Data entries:
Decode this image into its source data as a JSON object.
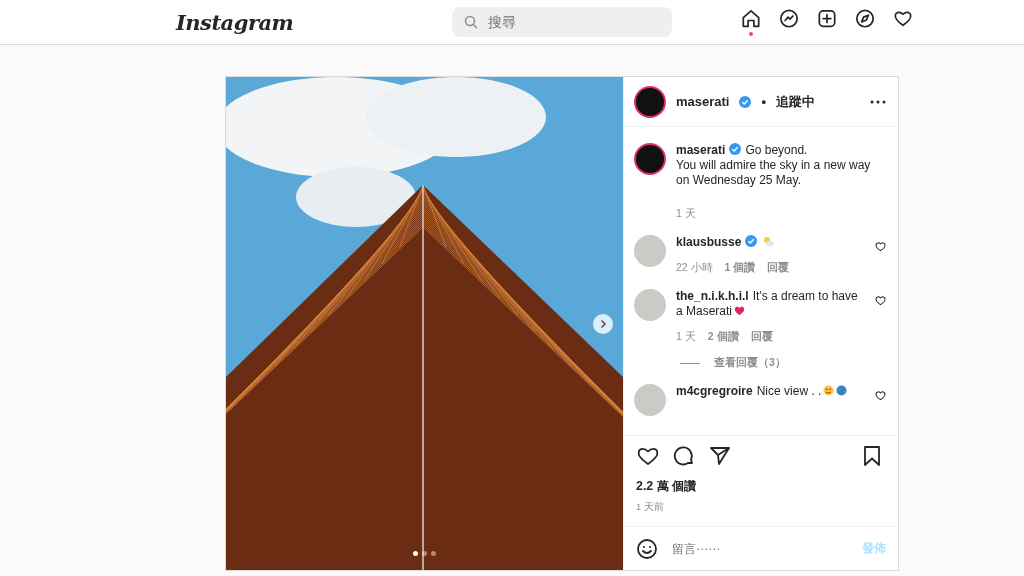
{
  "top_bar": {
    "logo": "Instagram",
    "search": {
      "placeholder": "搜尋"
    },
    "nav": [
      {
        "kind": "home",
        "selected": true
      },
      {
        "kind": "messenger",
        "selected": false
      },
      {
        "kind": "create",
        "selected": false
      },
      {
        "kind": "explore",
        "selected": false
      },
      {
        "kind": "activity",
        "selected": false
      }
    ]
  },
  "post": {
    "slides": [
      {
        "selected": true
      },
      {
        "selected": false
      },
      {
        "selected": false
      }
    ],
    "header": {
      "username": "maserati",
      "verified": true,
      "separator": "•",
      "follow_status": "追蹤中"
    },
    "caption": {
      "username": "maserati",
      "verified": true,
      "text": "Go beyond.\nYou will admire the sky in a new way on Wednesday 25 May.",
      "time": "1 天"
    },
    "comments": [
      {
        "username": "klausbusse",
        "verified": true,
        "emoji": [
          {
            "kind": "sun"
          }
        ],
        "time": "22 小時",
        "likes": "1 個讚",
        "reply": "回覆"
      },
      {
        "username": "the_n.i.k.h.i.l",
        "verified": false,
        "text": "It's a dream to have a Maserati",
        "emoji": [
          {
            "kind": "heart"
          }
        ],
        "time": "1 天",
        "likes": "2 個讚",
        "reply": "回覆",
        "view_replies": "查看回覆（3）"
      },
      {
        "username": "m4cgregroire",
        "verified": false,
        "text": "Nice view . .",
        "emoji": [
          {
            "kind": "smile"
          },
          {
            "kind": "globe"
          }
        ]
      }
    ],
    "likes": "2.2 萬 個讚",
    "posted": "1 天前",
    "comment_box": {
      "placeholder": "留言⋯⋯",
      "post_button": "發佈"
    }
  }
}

- **What you will do**
All of the data needs repeating exactly, but the pictures do not.

- **Result of the exercise**
Decode this image into its source data as a JSON object.
{
  "top_bar": {
    "logo": "Instagram",
    "search": {
      "placeholder": "搜尋"
    },
    "nav": [
      {
        "kind": "home",
        "selected": true
      },
      {
        "kind": "messenger",
        "selected": false
      },
      {
        "kind": "create",
        "selected": false
      },
      {
        "kind": "explore",
        "selected": false
      },
      {
        "kind": "activity",
        "selected": false
      }
    ]
  },
  "post": {
    "slides": [
      {
        "selected": true
      },
      {
        "selected": false
      },
      {
        "selected": false
      }
    ],
    "header": {
      "username": "maserati",
      "verified": true,
      "separator": "•",
      "follow_status": "追蹤中"
    },
    "caption": {
      "username": "maserati",
      "verified": true,
      "text": "Go beyond.\nYou will admire the sky in a new way on Wednesday 25 May.",
      "time": "1 天"
    },
    "comments": [
      {
        "username": "klausbusse",
        "verified": true,
        "emoji": [
          {
            "kind": "sun"
          }
        ],
        "time": "22 小時",
        "likes": "1 個讚",
        "reply": "回覆"
      },
      {
        "username": "the_n.i.k.h.i.l",
        "verified": false,
        "text": "It's a dream to have a Maserati",
        "emoji": [
          {
            "kind": "heart"
          }
        ],
        "time": "1 天",
        "likes": "2 個讚",
        "reply": "回覆",
        "view_replies": "查看回覆（3）"
      },
      {
        "username": "m4cgregroire",
        "verified": false,
        "text": "Nice view . .",
        "emoji": [
          {
            "kind": "smile"
          },
          {
            "kind": "globe"
          }
        ]
      }
    ],
    "likes": "2.2 萬 個讚",
    "posted": "1 天前",
    "comment_box": {
      "placeholder": "留言⋯⋯",
      "post_button": "發佈"
    }
  }
}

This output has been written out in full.